Return, verbatim, the lines of the data starting with the first line and continuing through the line containing "source-logo-text: FcTables.com [264, 358, 383, 379]", including both of these lines.

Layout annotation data
****

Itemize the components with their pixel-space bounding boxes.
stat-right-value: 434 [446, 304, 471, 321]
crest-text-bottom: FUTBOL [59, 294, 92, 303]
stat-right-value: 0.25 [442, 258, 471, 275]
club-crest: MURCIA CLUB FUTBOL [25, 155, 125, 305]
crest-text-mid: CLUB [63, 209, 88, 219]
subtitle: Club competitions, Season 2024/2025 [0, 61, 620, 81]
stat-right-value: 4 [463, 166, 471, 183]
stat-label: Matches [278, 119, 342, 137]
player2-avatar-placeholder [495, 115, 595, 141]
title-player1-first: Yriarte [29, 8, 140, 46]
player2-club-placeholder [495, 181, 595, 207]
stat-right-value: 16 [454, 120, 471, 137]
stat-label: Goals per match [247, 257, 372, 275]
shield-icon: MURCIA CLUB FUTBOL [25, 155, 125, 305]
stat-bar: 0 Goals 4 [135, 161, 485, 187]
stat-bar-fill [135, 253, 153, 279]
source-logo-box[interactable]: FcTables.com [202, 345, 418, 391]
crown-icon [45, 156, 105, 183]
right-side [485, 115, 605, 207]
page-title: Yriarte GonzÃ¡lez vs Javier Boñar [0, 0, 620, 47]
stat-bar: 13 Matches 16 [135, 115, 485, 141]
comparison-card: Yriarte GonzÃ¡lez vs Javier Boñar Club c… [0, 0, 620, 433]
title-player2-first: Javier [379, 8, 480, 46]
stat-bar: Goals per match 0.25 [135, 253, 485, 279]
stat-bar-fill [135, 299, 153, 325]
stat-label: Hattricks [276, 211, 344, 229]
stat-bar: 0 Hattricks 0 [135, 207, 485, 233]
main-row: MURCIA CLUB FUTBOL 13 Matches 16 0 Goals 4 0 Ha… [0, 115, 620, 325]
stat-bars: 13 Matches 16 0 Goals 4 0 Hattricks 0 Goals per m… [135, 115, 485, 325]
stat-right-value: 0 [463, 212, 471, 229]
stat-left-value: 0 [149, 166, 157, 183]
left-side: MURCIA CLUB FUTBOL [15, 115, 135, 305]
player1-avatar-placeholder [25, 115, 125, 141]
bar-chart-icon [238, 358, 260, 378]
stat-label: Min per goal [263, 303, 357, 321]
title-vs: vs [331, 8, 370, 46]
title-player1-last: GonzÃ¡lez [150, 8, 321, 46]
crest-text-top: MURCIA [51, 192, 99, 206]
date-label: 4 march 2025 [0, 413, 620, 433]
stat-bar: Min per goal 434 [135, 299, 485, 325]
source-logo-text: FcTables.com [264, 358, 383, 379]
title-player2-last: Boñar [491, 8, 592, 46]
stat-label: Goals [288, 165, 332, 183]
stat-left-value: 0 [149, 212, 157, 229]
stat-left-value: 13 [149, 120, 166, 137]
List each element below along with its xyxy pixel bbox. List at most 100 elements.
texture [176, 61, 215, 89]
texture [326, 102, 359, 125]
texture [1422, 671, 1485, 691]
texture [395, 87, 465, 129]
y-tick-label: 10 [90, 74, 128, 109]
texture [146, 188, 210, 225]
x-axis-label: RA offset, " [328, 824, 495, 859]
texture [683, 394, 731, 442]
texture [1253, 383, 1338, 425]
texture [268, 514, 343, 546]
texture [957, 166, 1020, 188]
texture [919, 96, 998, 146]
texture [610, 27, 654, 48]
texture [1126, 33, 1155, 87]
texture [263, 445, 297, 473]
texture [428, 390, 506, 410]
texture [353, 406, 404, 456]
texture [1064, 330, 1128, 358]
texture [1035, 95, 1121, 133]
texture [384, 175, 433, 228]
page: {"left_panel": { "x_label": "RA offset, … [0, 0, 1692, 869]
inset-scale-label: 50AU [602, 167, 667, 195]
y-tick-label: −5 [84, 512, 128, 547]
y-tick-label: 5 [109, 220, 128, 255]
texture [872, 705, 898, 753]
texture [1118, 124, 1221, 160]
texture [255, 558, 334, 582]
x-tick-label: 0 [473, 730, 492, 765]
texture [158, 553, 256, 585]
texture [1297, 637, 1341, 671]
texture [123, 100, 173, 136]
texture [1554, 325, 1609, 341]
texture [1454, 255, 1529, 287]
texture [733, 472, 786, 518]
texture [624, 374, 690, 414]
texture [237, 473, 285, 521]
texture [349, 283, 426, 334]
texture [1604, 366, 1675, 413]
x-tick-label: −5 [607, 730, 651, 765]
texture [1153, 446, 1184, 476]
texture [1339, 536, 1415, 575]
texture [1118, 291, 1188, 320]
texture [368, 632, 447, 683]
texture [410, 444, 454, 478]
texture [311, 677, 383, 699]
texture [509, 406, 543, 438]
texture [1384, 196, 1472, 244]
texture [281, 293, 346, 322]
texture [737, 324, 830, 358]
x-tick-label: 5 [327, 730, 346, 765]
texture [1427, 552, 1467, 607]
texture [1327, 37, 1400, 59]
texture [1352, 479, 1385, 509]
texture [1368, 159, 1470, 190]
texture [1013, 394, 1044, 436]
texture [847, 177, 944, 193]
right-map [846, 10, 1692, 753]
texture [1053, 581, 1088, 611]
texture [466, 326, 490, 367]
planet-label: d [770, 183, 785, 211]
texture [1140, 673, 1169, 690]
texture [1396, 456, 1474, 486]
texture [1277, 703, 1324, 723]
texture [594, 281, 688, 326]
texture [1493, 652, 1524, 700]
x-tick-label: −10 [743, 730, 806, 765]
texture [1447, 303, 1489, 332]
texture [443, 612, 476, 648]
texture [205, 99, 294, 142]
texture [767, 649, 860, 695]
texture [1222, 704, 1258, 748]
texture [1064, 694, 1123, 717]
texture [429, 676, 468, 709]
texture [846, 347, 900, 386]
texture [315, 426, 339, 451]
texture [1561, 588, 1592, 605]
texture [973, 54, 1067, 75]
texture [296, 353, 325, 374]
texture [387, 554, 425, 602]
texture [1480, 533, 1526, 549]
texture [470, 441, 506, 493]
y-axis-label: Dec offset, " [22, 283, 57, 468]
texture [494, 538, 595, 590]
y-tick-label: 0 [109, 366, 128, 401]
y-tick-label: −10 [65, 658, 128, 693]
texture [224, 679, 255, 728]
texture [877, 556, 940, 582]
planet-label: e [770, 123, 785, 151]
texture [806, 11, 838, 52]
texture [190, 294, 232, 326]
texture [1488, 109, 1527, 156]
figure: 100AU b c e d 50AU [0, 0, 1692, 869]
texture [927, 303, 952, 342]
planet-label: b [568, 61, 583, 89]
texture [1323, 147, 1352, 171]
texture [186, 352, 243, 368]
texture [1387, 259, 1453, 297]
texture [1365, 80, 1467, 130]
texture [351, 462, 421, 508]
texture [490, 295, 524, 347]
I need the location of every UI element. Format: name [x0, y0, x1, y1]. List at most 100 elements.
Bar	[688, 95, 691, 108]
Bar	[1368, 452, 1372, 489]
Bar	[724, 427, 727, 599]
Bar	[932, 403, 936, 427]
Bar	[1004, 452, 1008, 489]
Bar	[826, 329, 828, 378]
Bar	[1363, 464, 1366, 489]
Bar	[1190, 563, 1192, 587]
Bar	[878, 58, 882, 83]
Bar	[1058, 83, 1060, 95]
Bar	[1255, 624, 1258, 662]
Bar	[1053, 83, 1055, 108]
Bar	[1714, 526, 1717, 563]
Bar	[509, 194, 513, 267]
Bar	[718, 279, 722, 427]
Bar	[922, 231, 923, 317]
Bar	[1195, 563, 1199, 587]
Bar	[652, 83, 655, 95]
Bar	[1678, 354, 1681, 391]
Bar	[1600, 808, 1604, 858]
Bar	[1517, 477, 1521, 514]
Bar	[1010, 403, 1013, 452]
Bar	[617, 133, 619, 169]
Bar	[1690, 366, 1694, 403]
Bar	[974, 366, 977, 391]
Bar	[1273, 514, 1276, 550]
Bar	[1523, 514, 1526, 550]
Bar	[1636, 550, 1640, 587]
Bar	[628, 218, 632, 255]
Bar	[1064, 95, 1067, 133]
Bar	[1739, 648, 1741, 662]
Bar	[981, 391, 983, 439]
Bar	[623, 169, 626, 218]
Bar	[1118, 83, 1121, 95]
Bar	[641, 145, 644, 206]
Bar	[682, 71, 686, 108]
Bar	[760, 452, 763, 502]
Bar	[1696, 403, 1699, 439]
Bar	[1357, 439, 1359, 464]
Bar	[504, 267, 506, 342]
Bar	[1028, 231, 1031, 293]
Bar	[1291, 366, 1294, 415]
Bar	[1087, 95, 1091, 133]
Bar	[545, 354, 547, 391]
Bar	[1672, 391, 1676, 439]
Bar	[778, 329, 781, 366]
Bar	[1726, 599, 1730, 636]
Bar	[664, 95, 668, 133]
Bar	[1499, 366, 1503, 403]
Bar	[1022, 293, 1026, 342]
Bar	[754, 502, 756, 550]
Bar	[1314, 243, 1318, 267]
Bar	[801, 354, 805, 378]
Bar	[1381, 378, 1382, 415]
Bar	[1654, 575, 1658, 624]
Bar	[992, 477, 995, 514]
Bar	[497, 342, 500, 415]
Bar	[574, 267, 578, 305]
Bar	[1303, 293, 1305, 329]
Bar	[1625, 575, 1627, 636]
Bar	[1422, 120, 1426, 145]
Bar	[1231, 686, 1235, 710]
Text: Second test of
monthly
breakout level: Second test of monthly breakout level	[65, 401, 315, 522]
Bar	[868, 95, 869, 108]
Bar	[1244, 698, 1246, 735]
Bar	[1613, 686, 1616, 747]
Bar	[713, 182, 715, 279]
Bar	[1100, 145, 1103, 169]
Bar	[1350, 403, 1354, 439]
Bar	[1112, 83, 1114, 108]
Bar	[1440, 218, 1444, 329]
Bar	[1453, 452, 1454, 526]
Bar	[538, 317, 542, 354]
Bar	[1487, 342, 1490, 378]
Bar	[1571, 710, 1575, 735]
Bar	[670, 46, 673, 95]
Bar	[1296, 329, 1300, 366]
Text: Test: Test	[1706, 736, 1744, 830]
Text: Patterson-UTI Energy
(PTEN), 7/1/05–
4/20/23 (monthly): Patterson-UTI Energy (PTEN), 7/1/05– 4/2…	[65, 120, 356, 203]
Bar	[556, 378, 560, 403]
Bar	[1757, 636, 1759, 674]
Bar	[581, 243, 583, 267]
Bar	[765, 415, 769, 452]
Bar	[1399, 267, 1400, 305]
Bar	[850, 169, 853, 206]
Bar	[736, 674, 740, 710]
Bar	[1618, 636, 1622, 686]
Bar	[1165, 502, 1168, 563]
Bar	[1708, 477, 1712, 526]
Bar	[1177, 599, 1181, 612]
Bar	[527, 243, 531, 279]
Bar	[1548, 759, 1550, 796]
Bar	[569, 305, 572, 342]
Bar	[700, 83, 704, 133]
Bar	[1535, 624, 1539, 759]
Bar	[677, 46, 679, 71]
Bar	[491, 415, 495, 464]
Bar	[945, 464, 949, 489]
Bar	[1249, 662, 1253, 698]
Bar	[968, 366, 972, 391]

****

**Expected output**
Itemize the components with their pixel-space bounding boxes.
stat-right-value: 434 [446, 304, 471, 321]
crest-text-bottom: FUTBOL [59, 294, 92, 303]
stat-right-value: 0.25 [442, 258, 471, 275]
club-crest: MURCIA CLUB FUTBOL [25, 155, 125, 305]
crest-text-mid: CLUB [63, 209, 88, 219]
subtitle: Club competitions, Season 2024/2025 [0, 61, 620, 81]
stat-right-value: 4 [463, 166, 471, 183]
stat-label: Matches [278, 119, 342, 137]
player2-avatar-placeholder [495, 115, 595, 141]
title-player1-first: Yriarte [29, 8, 140, 46]
player2-club-placeholder [495, 181, 595, 207]
stat-right-value: 16 [454, 120, 471, 137]
stat-label: Goals per match [247, 257, 372, 275]
shield-icon: MURCIA CLUB FUTBOL [25, 155, 125, 305]
stat-bar: 0 Goals 4 [135, 161, 485, 187]
stat-bar-fill [135, 253, 153, 279]
source-logo-box[interactable]: FcTables.com [202, 345, 418, 391]
crown-icon [45, 156, 105, 183]
right-side [485, 115, 605, 207]
page-title: Yriarte GonzÃ¡lez vs Javier Boñar [0, 0, 620, 47]
stat-bar: 13 Matches 16 [135, 115, 485, 141]
comparison-card: Yriarte GonzÃ¡lez vs Javier Boñar Club c… [0, 0, 620, 433]
title-player2-first: Javier [379, 8, 480, 46]
stat-bar: Goals per match 0.25 [135, 253, 485, 279]
stat-bar-fill [135, 299, 153, 325]
stat-label: Hattricks [276, 211, 344, 229]
stat-bar: 0 Hattricks 0 [135, 207, 485, 233]
main-row: MURCIA CLUB FUTBOL 13 Matches 16 0 Goals 4 0 Ha… [0, 115, 620, 325]
stat-bars: 13 Matches 16 0 Goals 4 0 Hattricks 0 Goals per m… [135, 115, 485, 325]
stat-right-value: 0 [463, 212, 471, 229]
stat-left-value: 0 [149, 166, 157, 183]
left-side: MURCIA CLUB FUTBOL [15, 115, 135, 305]
player1-avatar-placeholder [25, 115, 125, 141]
bar-chart-icon [238, 358, 260, 378]
stat-label: Min per goal [263, 303, 357, 321]
title-vs: vs [331, 8, 370, 46]
title-player1-last: GonzÃ¡lez [150, 8, 321, 46]
crest-text-top: MURCIA [51, 192, 99, 206]
date-label: 4 march 2025 [0, 413, 620, 433]
stat-bar: Min per goal 434 [135, 299, 485, 325]
source-logo-text: FcTables.com [264, 358, 383, 379]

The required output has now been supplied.